**DO THIS:**
In this exercise, return the whole listing exactly, excluding any images.

**Data entries:**

########################################

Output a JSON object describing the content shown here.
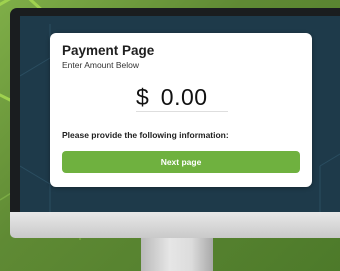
{
  "payment": {
    "title": "Payment Page",
    "subtitle": "Enter Amount Below",
    "currency_symbol": "$",
    "amount": "0.00",
    "info_label": "Please provide the following information:",
    "next_button": "Next page"
  },
  "colors": {
    "background_green": "#6e9a3c",
    "button_green": "#6fb13f",
    "screen_dark": "#1e3a4a",
    "bezel": "#1a1d1f",
    "card": "#ffffff"
  },
  "icons": {
    "background_pattern": "hexagon-outline-icon"
  }
}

########################################

**EXERCISE RESPONSE:**
Output a JSON object describing the content shown here.
{
  "payment": {
    "title": "Payment Page",
    "subtitle": "Enter Amount Below",
    "currency_symbol": "$",
    "amount": "0.00",
    "info_label": "Please provide the following information:",
    "next_button": "Next page"
  },
  "colors": {
    "background_green": "#6e9a3c",
    "button_green": "#6fb13f",
    "screen_dark": "#1e3a4a",
    "bezel": "#1a1d1f",
    "card": "#ffffff"
  },
  "icons": {
    "background_pattern": "hexagon-outline-icon"
  }
}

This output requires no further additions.